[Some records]
****************************************
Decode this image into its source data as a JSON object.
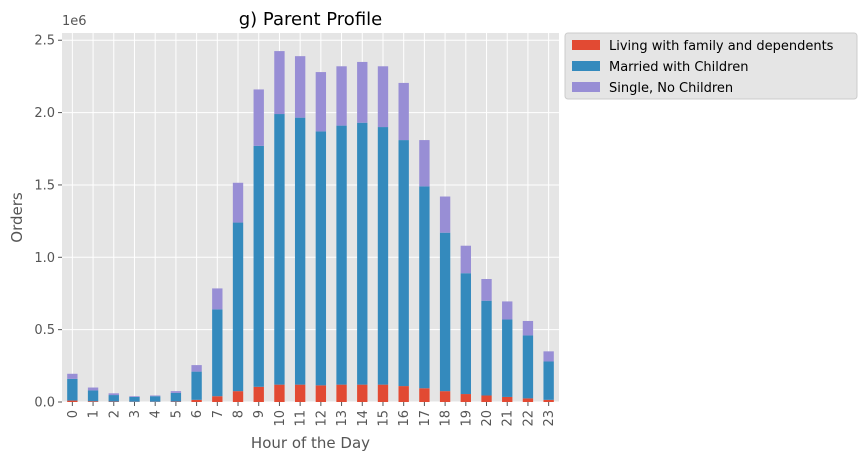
{
  "chart_data": {
    "type": "bar",
    "stacked": true,
    "title": "g) Parent Profile",
    "xlabel": "Hour of the Day",
    "ylabel": "Orders",
    "y_offset_label": "1e6",
    "ylim": [
      0,
      2.55
    ],
    "yticks": [
      "0.0",
      "0.5",
      "1.0",
      "1.5",
      "2.0",
      "2.5"
    ],
    "grid": true,
    "legend_position": "outside-top-right",
    "categories": [
      "0",
      "1",
      "2",
      "3",
      "4",
      "5",
      "6",
      "7",
      "8",
      "9",
      "10",
      "11",
      "12",
      "13",
      "14",
      "15",
      "16",
      "17",
      "18",
      "19",
      "20",
      "21",
      "22",
      "23"
    ],
    "series": [
      {
        "name": "Living with family and dependents",
        "color": "#E24A33",
        "values": [
          0.01,
          0.005,
          0.003,
          0.002,
          0.002,
          0.003,
          0.015,
          0.04,
          0.075,
          0.105,
          0.12,
          0.12,
          0.115,
          0.12,
          0.12,
          0.12,
          0.11,
          0.095,
          0.075,
          0.055,
          0.045,
          0.035,
          0.025,
          0.015
        ]
      },
      {
        "name": "Married with Children",
        "color": "#348ABD",
        "values": [
          0.15,
          0.075,
          0.045,
          0.033,
          0.038,
          0.06,
          0.195,
          0.6,
          1.165,
          1.665,
          1.87,
          1.845,
          1.755,
          1.79,
          1.81,
          1.78,
          1.7,
          1.395,
          1.095,
          0.835,
          0.655,
          0.535,
          0.435,
          0.265
        ]
      },
      {
        "name": "Single, No Children",
        "color": "#988ED5",
        "values": [
          0.035,
          0.02,
          0.012,
          0.005,
          0.005,
          0.012,
          0.045,
          0.145,
          0.275,
          0.39,
          0.435,
          0.425,
          0.41,
          0.41,
          0.42,
          0.42,
          0.395,
          0.32,
          0.25,
          0.19,
          0.15,
          0.125,
          0.1,
          0.07
        ]
      }
    ]
  },
  "colors": {
    "plot_bg": "#E5E5E5",
    "grid": "#FFFFFF",
    "legend_bg": "#E5E5E5",
    "legend_border": "#CCCCCC"
  }
}
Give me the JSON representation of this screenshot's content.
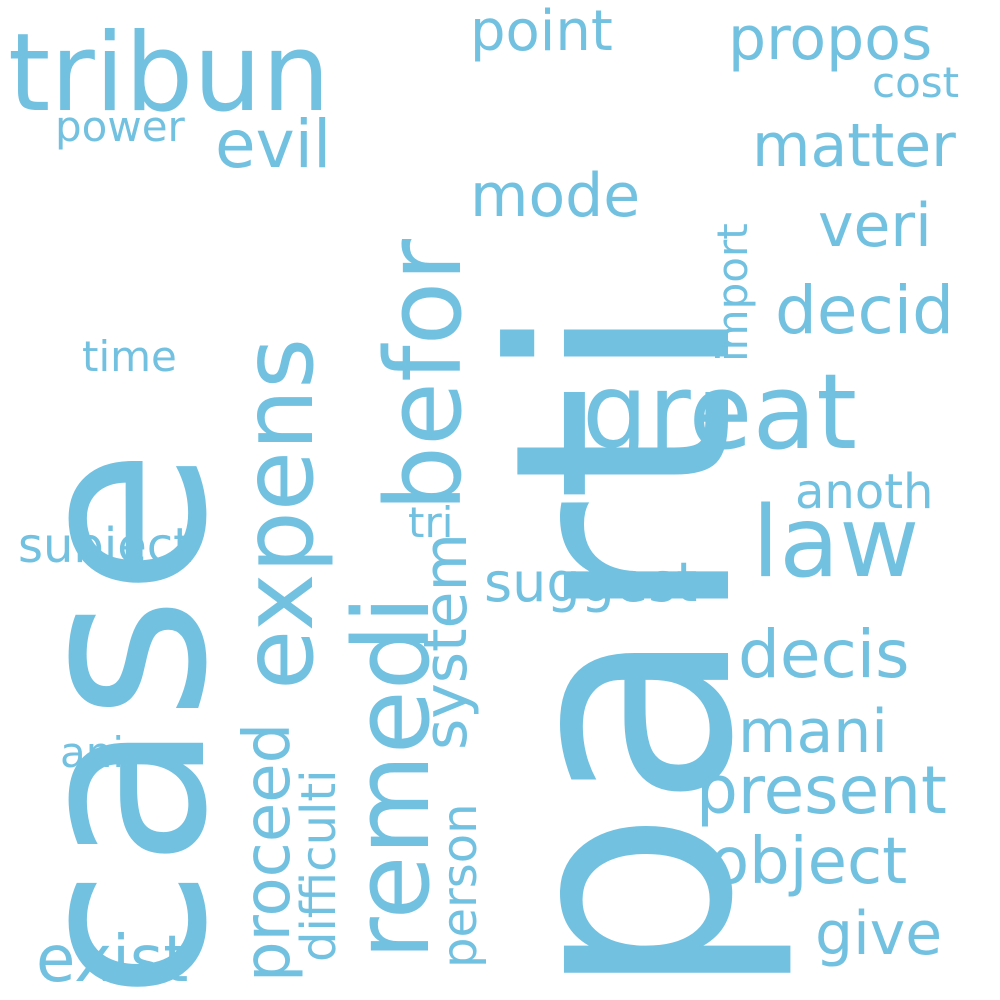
{
  "word_color": "#72c1e0",
  "background_color": "#ffffff",
  "words": {
    "parti": "parti",
    "case": "case",
    "tribun": "tribun",
    "remedi": "remedi",
    "befor": "befor",
    "expens": "expens",
    "great": "great",
    "law": "law",
    "point": "point",
    "propos": "propos",
    "cost": "cost",
    "power": "power",
    "evil": "evil",
    "matter": "matter",
    "mode": "mode",
    "veri": "veri",
    "import": "import",
    "decid": "decid",
    "time": "time",
    "anoth": "anoth",
    "tri": "tri",
    "subject": "subject",
    "suggest": "suggest",
    "system": "system",
    "decis": "decis",
    "proceed": "proceed",
    "difficulti": "difficulti",
    "mani": "mani",
    "ani": "ani",
    "present": "present",
    "person": "person",
    "object": "object",
    "give": "give",
    "exist": "exist"
  }
}
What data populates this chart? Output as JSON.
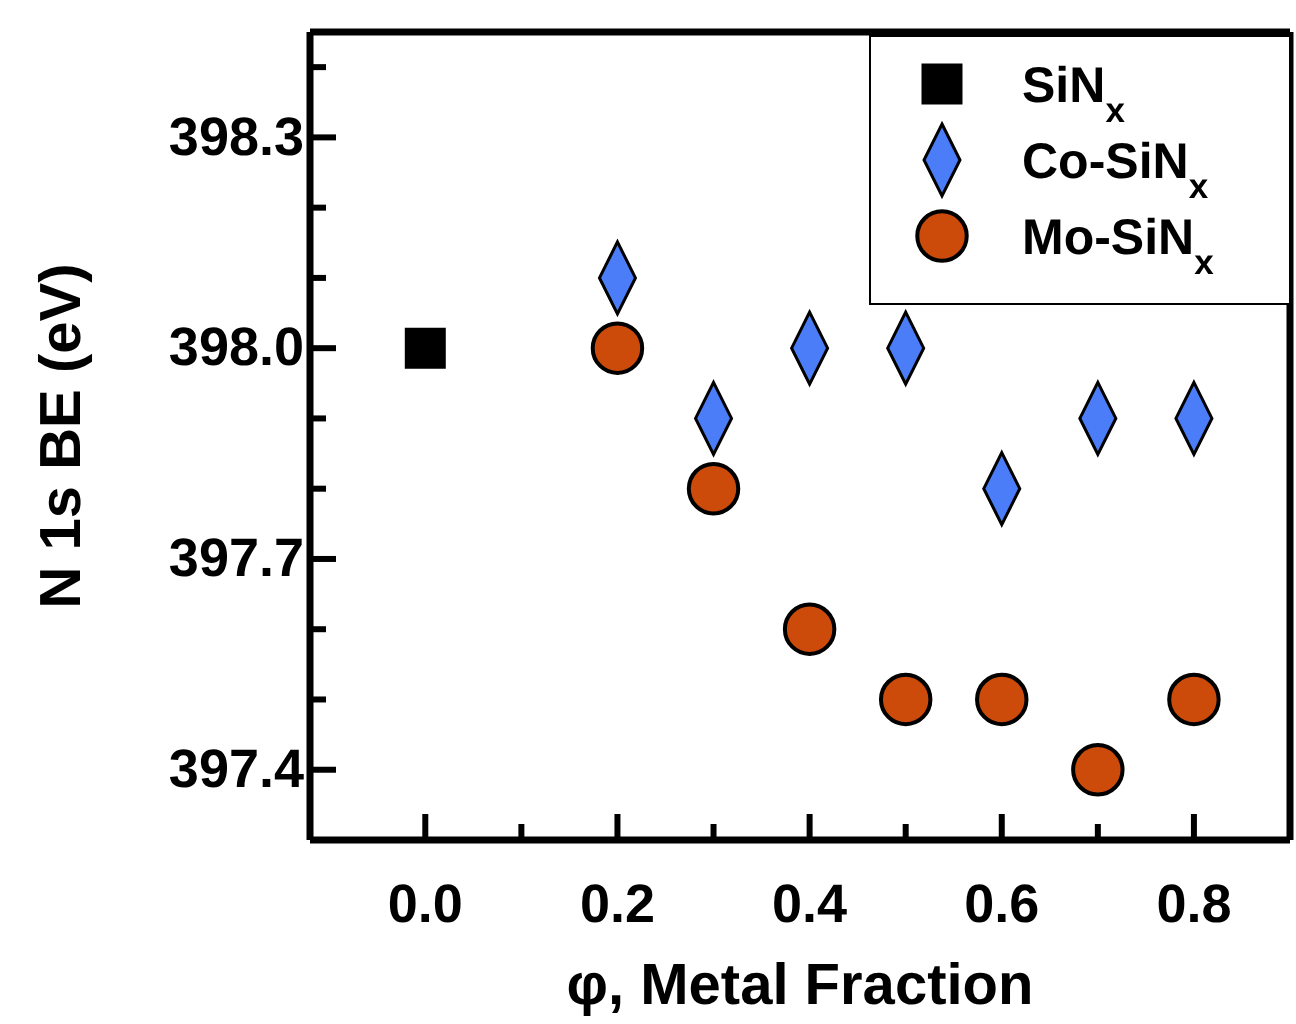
****************************************
PROBLEM TO SOLVE: Leave out the pictures and give the rest of the records again exactly.

FULL SOLUTION:
Decode this image into its source data as a JSON object.
{
  "chart_data": {
    "type": "bar",
    "stacked": true,
    "title": "g) Parent Profile",
    "xlabel": "Hour of the Day",
    "ylabel": "Orders",
    "y_offset_label": "1e6",
    "ylim": [
      0,
      2.55
    ],
    "yticks": [
      "0.0",
      "0.5",
      "1.0",
      "1.5",
      "2.0",
      "2.5"
    ],
    "grid": true,
    "legend_position": "outside-top-right",
    "categories": [
      "0",
      "1",
      "2",
      "3",
      "4",
      "5",
      "6",
      "7",
      "8",
      "9",
      "10",
      "11",
      "12",
      "13",
      "14",
      "15",
      "16",
      "17",
      "18",
      "19",
      "20",
      "21",
      "22",
      "23"
    ],
    "series": [
      {
        "name": "Living with family and dependents",
        "color": "#E24A33",
        "values": [
          0.01,
          0.005,
          0.003,
          0.002,
          0.002,
          0.003,
          0.015,
          0.04,
          0.075,
          0.105,
          0.12,
          0.12,
          0.115,
          0.12,
          0.12,
          0.12,
          0.11,
          0.095,
          0.075,
          0.055,
          0.045,
          0.035,
          0.025,
          0.015
        ]
      },
      {
        "name": "Married with Children",
        "color": "#348ABD",
        "values": [
          0.15,
          0.075,
          0.045,
          0.033,
          0.038,
          0.06,
          0.195,
          0.6,
          1.165,
          1.665,
          1.87,
          1.845,
          1.755,
          1.79,
          1.81,
          1.78,
          1.7,
          1.395,
          1.095,
          0.835,
          0.655,
          0.535,
          0.435,
          0.265
        ]
      },
      {
        "name": "Single, No Children",
        "color": "#988ED5",
        "values": [
          0.035,
          0.02,
          0.012,
          0.005,
          0.005,
          0.012,
          0.045,
          0.145,
          0.275,
          0.39,
          0.435,
          0.425,
          0.41,
          0.41,
          0.42,
          0.42,
          0.395,
          0.32,
          0.25,
          0.19,
          0.15,
          0.125,
          0.1,
          0.07
        ]
      }
    ]
  },
  "colors": {
    "plot_bg": "#E5E5E5",
    "grid": "#FFFFFF",
    "legend_bg": "#E5E5E5",
    "legend_border": "#CCCCCC"
  }
}
Give me the JSON representation of this screenshot's content.
{
  "word_color": "#72c1e0",
  "background_color": "#ffffff",
  "words": {
    "parti": "parti",
    "case": "case",
    "tribun": "tribun",
    "remedi": "remedi",
    "befor": "befor",
    "expens": "expens",
    "great": "great",
    "law": "law",
    "point": "point",
    "propos": "propos",
    "cost": "cost",
    "power": "power",
    "evil": "evil",
    "matter": "matter",
    "mode": "mode",
    "veri": "veri",
    "import": "import",
    "decid": "decid",
    "time": "time",
    "anoth": "anoth",
    "tri": "tri",
    "subject": "subject",
    "suggest": "suggest",
    "system": "system",
    "decis": "decis",
    "proceed": "proceed",
    "difficulti": "difficulti",
    "mani": "mani",
    "ani": "ani",
    "present": "present",
    "person": "person",
    "object": "object",
    "give": "give",
    "exist": "exist"
  }
}
What data populates this chart? Output as JSON.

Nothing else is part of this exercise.